Also kratzte ich - allein -, schnell und langsam zugleich, parkte rasch aus und fuhr los. Die Scheiben beschlugen, und ich sah nichts. Ich verdammte die umweltaktivisten, die mir einst eingeschärft hatten, während der Eisentfernung den Motor nicht laufen zu lassen und tastete mich im Schneckentempo zur nächsten Kreuzung voran. Nahezu blind stand ich dort und starrte vergnügt auf die vorbeihuschenden Schemen. "Mach schon.", herrschte ich das Warmgebläse an und schaute ungeduldig zu, wie sich die Line zwischen beschlagenem und nicht beschlagenem Scheibenteil allmählich nach oben bewegte. Ich dankte der Kreuzung, die mich zum Warten zwang, dankte dem Verkehr, der mich hier stehen ließ, dankte dem Lüfter, als die Scheibe endlich frei war und ich sehend zur Arbeit fahren konnte.

Jedoch geschieht es nicht selten, daß ich noch nicht einmal im Auto sitze, wenn sich ein Einparkwilliger nähert und die gleich freiwerdende Parkposition für sich beansprucht. "Dies ist mein Claim!", ruft der Autofahrer allen Mitbewerbern zu, stellt sich schrotflintenartig drohend in den Weg und harrt ungeduldig der wenigen Sekunden, die ich benötige um auszuparken [Denn das beherrsche ich erstaunlicherweise recht gut.]. Jeder Augenblick, den ich zögere, scheint in ihren Augen Ewigkeiten zu währen, und ich fühle mich, als würden die grimmig nach unten gezogenen, vor Ungeduld zuckenden Mundwinkel auf mich einpeitschen: "Los! Los! Los!"

+---+

Schreibe aus dem Textauszug über das Eiskratzen und Ausparken die Stelle von „Also kratzte ich“ bis „Arbeit fahren konnte.“ wortgetreu ab. Das Material spielt hierfür keine Rolle.

_Gespeicherte Daten_
+---+

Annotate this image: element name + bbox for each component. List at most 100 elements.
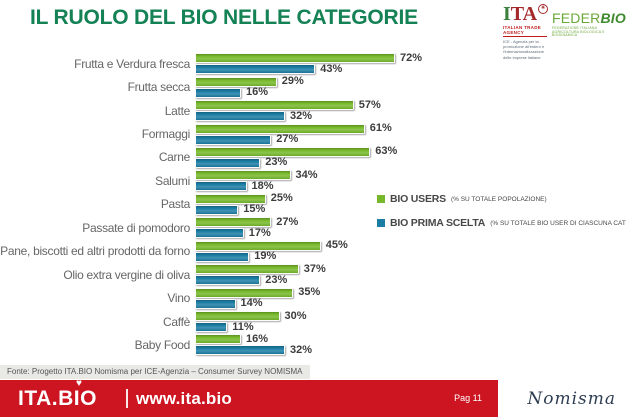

+---+

_Gelöste Aufgabe_
Also kratzte ich - allein -, schnell und langsam zugleich, parkte rasch aus und fuhr los. Die Scheiben beschlugen, und ich sah nichts. Ich verdammte die umweltaktivisten, die mir einst eingeschärft hatten, während der Eisentfernung den Motor nicht laufen zu lassen und tastete mich im Schneckentempo zur nächsten Kreuzung voran. Nahezu blind stand ich dort und starrte vergnügt auf die vorbeihuschenden Schemen. "Mach schon.", herrschte ich das Warmgebläse an und schaute ungeduldig zu, wie sich die Line zwischen beschlagenem und nicht beschlagenem Scheibenteil allmählich nach oben bewegte. Ich dankte der Kreuzung, die mich zum Warten zwang, dankte dem Verkehr, der mich hier stehen ließ, dankte dem Lüfter, als die Scheibe endlich frei war und ich sehend zur Arbeit fahren konnte.